▸ **EXTRACT TO READ**
____

# NFL Ratings Data

### Retrieves game data.

In [1]:
import pandas as pd
import numpy as np
import random
from functools import reduce
import os
os.chdir("../")
os.getcwd()

'/Users/jakesingleton/Documents/projects/football'

In [2]:
# For reproducibility
np.random.seed(9)

# All 32 teams in alphabetical order
teams = ["Arizona Cardinals", "Atlanta Falcons", "Baltimore Ravens", "Buffalo Bills", "Carolina Panthers", "Chicago Bears", "Cincinnati Bengals",
        "Cleveland Browns", "Dallas Cowboys", "Denver Broncos", "Detroit Lions", "Green Bay Packers", "Houston Texans", "Indianapolis Colts",
        "Jacksonville Jaguars", "Kansas City Chiefs", "Miami Dolphins", "Minnesota Vikings", "New England Patriots", "New Orleans Saints",
        "New York Giants", "New York Jets", "Las Vegas Raiders", "Philadelphia Eagles", "Pittsburgh Steelers", "Los Angeles Rams", "Los Angeles Chargers",
        "San Francisco 49ers", "Seattle Seahawks", "Tampa Bay Buccaneers", "Tennessee Titans", "Washington Football Team"]

# Generates list of 32 numbers in range [-10, 10] with average 0. To be used for initial trial ratings
# https://stackoverflow.com/questions/39435481/how-to-generate-numbers-in-range-with-specific-average-with-python
def gen_avg(expected_avg = 0, n = 32, a = -10, b = 10):
    while True:
        l = [random.randint(a, b) for i in range(n)]
        avg = reduce(lambda x, y: x + y, l) / len(l)

____

▸ **DATA PROVIDED**
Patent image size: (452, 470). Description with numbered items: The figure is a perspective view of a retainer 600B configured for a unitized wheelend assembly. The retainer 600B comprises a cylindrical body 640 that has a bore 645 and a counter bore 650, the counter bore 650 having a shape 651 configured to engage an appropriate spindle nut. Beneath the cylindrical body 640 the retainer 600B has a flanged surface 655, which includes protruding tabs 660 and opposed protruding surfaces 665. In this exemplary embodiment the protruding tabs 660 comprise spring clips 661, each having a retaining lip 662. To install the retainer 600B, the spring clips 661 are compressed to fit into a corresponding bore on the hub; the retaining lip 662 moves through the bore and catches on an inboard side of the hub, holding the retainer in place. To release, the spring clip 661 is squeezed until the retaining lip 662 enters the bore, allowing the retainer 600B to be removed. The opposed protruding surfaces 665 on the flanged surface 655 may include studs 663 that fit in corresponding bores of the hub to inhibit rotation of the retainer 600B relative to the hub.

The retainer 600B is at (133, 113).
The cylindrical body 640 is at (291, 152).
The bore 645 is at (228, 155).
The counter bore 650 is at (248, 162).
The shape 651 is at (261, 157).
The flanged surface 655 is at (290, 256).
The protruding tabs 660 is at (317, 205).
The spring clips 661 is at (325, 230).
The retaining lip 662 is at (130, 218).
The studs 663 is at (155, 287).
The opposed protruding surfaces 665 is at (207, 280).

____

▸ **PROBLEMS TO SOLVE**
[a] In the NFL ratings notebook, what number is passed to the random seed for reproducibility?
[b] Reproduce the NFL ratings notebook word for word, starting at "# NFL Ratings" and going up to and including "os.getcwd()".

▸ **SOLUTIONS TO THE PROBLEMS**
[a] 9

[b]
# NFL Ratings Data

### Retrieves game data.

In [1]:
import pandas as pd
import numpy as np
import random
from functools import reduce
import os
os.chdir("../")
os.getcwd()